### REQUIREMENTS
Find the string "have" in the records. Copy every line it appears in.

### DATA RECORDS
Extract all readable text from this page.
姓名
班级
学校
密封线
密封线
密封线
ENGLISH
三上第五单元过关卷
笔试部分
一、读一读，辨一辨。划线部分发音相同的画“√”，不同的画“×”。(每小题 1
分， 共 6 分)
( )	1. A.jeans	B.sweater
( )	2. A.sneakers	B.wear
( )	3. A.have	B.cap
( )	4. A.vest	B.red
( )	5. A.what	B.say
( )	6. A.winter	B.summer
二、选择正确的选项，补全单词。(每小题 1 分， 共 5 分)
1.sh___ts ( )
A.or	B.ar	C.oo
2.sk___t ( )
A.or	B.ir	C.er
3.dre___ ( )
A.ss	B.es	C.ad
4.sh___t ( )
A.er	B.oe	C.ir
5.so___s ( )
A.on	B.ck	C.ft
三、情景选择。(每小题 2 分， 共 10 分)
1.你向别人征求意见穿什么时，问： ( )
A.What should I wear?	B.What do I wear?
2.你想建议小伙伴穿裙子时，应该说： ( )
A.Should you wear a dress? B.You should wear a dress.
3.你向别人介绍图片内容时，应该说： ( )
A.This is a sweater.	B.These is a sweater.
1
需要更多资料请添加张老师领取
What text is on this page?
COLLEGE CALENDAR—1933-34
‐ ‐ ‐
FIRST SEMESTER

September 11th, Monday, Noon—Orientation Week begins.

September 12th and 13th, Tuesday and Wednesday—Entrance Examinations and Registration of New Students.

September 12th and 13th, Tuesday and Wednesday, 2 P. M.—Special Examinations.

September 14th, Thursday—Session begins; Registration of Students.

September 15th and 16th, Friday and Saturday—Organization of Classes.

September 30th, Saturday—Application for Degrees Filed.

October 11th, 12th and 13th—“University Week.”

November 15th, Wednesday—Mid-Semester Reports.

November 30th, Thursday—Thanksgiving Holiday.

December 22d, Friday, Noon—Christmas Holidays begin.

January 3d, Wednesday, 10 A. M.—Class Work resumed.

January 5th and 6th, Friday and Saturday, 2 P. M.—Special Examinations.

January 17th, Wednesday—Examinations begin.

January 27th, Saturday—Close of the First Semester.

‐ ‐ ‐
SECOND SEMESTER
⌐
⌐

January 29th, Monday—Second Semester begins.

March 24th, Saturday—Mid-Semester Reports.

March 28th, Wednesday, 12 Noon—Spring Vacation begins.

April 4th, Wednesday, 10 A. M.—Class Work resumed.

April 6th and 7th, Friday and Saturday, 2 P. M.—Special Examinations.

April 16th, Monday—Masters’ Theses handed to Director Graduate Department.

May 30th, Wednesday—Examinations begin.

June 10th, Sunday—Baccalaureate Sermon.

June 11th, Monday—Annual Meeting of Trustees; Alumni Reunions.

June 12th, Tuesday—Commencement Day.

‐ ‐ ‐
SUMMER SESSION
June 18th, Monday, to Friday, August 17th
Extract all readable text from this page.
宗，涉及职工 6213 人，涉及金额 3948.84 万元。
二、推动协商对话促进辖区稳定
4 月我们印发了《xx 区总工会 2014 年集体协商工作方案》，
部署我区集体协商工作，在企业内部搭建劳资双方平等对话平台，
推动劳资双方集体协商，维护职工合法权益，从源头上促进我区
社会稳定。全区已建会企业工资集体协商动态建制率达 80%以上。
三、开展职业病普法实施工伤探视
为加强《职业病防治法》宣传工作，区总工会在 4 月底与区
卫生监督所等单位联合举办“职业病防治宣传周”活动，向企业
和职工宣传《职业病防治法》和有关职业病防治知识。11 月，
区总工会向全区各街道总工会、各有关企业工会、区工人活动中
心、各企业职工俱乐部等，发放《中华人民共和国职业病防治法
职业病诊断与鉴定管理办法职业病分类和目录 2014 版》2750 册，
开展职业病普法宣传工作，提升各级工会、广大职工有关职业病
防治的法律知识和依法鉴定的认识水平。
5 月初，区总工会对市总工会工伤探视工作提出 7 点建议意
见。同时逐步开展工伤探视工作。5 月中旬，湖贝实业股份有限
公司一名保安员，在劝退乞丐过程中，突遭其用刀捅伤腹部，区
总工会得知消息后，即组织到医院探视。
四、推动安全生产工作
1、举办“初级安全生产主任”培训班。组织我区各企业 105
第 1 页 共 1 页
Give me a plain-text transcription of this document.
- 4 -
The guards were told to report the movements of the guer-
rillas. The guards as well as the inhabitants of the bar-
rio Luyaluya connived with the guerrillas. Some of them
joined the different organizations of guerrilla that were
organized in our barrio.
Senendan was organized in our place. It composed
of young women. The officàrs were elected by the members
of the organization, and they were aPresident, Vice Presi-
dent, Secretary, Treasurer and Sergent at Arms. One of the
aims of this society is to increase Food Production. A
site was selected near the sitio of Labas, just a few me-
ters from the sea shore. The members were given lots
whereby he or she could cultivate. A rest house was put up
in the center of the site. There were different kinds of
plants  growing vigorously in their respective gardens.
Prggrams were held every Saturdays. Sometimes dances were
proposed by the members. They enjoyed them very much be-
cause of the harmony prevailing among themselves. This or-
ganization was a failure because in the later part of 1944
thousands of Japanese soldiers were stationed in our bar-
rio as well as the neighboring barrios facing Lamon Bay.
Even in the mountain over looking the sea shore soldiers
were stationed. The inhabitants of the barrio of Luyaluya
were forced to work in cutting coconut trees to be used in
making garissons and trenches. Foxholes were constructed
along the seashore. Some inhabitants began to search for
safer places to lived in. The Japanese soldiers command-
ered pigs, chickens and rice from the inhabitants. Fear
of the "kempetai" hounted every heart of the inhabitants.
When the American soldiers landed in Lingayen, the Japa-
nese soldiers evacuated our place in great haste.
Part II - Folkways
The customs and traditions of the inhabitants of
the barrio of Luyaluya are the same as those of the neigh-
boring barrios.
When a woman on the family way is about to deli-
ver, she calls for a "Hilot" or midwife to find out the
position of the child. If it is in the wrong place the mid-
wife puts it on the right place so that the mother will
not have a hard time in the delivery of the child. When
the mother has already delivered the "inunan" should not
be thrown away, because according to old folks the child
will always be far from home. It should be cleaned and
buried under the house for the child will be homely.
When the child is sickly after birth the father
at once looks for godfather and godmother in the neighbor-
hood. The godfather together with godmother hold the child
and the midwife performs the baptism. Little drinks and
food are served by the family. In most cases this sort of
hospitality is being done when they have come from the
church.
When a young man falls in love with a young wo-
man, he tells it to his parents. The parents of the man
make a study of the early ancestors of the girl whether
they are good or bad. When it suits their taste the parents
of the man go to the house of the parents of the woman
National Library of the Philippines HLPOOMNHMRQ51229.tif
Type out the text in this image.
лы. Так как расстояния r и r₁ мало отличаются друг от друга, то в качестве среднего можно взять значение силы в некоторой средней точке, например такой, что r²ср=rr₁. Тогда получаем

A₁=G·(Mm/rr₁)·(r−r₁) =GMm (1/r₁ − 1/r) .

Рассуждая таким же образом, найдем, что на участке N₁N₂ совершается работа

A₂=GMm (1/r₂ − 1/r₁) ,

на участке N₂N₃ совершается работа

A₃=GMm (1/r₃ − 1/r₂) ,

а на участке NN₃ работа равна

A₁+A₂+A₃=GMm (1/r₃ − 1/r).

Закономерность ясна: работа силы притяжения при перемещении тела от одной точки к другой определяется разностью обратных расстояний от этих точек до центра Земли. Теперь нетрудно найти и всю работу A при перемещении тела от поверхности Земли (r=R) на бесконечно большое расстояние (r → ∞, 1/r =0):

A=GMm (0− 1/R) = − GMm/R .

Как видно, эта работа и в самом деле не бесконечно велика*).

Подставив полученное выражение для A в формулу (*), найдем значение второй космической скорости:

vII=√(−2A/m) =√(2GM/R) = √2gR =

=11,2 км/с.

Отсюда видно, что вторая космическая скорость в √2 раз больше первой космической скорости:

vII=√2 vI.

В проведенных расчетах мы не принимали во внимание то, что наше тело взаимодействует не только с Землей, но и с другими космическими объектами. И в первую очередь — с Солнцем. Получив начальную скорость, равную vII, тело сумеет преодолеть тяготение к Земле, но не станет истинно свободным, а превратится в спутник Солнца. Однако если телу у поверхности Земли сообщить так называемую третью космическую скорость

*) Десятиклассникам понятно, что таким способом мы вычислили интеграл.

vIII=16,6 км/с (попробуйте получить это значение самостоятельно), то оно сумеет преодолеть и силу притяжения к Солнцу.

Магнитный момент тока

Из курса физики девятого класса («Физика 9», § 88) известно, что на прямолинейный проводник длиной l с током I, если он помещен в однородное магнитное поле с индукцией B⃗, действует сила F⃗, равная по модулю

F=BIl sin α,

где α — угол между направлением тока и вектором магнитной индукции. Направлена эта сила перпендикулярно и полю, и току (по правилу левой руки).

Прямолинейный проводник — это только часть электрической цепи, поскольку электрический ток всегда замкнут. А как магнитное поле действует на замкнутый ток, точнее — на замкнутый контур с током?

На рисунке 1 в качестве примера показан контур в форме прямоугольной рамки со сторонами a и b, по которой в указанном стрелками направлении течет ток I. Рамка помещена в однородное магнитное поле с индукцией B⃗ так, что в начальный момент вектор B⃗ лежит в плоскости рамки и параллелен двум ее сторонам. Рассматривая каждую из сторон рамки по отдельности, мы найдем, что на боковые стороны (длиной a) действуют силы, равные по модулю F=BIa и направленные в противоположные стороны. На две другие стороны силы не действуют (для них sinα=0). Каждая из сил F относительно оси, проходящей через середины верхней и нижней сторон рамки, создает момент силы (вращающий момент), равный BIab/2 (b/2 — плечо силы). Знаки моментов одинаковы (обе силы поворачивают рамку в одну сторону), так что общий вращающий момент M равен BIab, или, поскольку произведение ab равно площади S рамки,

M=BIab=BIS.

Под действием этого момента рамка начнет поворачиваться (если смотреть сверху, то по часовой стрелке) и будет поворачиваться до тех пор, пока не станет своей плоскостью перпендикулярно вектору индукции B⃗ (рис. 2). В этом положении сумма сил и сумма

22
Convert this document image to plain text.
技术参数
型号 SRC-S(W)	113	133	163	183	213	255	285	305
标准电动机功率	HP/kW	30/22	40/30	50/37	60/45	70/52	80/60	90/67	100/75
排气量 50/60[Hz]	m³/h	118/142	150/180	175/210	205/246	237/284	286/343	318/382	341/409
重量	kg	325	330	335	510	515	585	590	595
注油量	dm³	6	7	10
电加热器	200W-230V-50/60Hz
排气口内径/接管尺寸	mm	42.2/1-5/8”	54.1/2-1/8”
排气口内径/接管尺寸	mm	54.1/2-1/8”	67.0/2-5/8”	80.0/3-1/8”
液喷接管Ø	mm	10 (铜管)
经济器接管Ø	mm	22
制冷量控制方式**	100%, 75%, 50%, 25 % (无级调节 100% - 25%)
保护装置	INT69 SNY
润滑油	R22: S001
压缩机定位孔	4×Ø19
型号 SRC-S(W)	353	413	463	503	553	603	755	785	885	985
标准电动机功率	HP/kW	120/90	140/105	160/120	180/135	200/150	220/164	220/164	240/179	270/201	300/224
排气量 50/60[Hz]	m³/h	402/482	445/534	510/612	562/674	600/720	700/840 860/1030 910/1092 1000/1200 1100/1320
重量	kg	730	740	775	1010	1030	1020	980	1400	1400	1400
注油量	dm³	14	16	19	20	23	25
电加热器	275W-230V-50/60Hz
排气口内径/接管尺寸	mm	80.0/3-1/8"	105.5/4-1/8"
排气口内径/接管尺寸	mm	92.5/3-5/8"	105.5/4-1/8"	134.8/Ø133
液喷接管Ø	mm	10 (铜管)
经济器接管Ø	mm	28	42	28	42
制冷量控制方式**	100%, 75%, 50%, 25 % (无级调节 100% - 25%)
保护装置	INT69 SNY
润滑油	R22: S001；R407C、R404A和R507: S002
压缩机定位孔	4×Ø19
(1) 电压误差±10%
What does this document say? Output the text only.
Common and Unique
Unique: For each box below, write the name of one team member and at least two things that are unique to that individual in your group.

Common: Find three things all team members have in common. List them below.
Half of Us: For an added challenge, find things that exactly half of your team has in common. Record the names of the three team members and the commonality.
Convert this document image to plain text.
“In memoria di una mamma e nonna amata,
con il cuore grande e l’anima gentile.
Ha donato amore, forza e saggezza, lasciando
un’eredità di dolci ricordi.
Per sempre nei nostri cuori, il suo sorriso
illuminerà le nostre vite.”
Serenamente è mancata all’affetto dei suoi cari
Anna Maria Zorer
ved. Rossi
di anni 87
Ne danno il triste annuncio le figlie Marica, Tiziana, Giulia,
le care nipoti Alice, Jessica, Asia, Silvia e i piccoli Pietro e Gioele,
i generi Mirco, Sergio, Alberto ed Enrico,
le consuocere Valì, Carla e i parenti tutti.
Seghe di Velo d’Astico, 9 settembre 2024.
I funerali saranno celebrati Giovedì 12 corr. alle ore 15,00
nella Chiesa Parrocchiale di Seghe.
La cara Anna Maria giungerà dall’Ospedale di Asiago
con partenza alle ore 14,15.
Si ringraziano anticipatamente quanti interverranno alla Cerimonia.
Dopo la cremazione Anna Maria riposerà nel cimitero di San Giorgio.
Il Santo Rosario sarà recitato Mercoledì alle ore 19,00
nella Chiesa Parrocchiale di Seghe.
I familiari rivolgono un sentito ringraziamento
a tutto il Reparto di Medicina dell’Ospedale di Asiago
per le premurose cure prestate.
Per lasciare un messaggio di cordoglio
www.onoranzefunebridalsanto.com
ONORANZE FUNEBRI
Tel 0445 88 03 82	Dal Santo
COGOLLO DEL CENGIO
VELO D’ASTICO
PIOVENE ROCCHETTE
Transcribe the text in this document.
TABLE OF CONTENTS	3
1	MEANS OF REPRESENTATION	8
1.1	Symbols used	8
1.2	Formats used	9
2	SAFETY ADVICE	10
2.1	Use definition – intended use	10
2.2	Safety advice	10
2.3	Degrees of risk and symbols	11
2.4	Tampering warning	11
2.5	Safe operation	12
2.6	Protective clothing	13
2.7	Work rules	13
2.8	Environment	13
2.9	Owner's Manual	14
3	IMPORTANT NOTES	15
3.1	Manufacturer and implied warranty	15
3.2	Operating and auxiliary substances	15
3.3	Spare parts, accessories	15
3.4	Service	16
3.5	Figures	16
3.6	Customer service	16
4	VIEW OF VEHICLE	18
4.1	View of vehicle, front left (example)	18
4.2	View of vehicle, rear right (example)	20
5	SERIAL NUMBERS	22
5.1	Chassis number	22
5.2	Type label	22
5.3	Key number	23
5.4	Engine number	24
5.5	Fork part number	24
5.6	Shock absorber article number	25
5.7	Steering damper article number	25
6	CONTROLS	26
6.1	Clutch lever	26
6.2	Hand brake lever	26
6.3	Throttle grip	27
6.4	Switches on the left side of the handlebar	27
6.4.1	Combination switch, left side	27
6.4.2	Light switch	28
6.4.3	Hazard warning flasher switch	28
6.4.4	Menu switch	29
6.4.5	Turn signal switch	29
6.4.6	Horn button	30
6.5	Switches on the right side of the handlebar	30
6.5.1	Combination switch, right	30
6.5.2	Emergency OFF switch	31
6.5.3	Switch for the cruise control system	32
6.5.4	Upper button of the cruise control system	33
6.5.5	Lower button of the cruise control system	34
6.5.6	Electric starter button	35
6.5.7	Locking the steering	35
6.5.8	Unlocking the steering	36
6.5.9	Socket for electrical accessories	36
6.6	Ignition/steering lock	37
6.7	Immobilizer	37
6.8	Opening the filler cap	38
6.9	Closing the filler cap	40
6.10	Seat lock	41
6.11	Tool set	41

### WRITTEN SOLUTION
( )	3. A.have	B.cap
not have a hard time in the delivery of the child. When
hospitality is being done when they have come from the
Common: Find three things all team members have in common. List them below.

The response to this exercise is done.